Supplied entries:
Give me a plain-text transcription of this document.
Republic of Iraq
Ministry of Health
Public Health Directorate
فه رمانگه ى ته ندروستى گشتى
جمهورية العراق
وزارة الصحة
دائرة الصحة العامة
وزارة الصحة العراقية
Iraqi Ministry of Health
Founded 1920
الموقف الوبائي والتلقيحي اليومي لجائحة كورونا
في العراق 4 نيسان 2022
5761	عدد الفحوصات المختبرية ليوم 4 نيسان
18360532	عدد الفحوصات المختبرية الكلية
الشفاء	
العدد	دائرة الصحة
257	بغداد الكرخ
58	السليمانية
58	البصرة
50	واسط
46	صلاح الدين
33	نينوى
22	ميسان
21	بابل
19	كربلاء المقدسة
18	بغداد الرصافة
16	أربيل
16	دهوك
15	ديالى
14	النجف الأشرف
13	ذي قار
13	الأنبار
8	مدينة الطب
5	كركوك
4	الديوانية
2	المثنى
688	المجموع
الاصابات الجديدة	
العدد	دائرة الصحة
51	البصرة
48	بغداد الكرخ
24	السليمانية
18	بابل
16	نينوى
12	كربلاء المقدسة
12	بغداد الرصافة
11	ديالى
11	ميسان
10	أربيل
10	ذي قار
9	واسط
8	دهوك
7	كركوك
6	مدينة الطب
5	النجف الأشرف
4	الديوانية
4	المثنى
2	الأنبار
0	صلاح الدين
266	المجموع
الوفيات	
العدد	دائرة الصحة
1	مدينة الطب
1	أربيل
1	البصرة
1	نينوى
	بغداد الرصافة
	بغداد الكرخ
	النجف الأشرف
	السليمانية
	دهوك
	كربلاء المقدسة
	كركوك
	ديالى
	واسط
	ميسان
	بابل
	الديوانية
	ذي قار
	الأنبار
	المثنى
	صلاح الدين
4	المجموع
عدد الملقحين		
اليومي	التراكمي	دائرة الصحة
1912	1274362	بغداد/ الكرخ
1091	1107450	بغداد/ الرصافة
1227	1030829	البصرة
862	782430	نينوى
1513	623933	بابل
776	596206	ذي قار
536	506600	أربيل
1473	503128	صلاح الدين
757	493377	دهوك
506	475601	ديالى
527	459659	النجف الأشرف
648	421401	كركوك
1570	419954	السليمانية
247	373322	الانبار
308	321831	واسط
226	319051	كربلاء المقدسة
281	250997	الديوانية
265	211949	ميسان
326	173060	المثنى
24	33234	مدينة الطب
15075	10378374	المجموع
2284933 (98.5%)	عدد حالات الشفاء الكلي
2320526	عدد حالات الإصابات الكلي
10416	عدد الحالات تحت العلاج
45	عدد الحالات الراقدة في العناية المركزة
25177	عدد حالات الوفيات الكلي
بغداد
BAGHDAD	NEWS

Given exercise:
Pick out every line above that holds the word "أربيل" and copy it.

Correct result:
16	أربيل
10	أربيل
1	أربيل
536	506600	أربيل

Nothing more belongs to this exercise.